Data entries:
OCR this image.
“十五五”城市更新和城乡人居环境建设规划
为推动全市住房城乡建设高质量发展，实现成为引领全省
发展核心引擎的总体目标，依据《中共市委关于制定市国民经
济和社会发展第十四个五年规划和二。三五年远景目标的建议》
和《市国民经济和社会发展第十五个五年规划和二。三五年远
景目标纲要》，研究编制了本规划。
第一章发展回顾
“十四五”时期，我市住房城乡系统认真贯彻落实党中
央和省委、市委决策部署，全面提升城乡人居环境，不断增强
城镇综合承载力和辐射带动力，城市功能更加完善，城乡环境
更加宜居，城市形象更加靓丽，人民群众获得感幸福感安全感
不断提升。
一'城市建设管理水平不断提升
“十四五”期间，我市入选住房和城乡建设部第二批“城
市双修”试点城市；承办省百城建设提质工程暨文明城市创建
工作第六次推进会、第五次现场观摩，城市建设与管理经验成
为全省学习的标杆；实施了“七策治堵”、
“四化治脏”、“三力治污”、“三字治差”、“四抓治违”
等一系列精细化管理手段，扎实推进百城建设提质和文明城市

**DIRECTIONS FOR THIS TASK**.
Write each line above out exactly.

**EXPECTED ANSWER**.
OCR this image.
“十五五”城市更新和城乡人居环境建设规划
为推动全市住房城乡建设高质量发展，实现成为引领全省
发展核心引擎的总体目标，依据《中共市委关于制定市国民经
济和社会发展第十四个五年规划和二。三五年远景目标的建议》
和《市国民经济和社会发展第十五个五年规划和二。三五年远
景目标纲要》，研究编制了本规划。
第一章发展回顾
“十四五”时期，我市住房城乡系统认真贯彻落实党中
央和省委、市委决策部署，全面提升城乡人居环境，不断增强
城镇综合承载力和辐射带动力，城市功能更加完善，城乡环境
更加宜居，城市形象更加靓丽，人民群众获得感幸福感安全感
不断提升。
一'城市建设管理水平不断提升
“十四五”期间，我市入选住房和城乡建设部第二批“城
市双修”试点城市；承办省百城建设提质工程暨文明城市创建
工作第六次推进会、第五次现场观摩，城市建设与管理经验成
为全省学习的标杆；实施了“七策治堵”、
“四化治脏”、“三力治污”、“三字治差”、“四抓治违”
等一系列精细化管理手段，扎实推进百城建设提质和文明城市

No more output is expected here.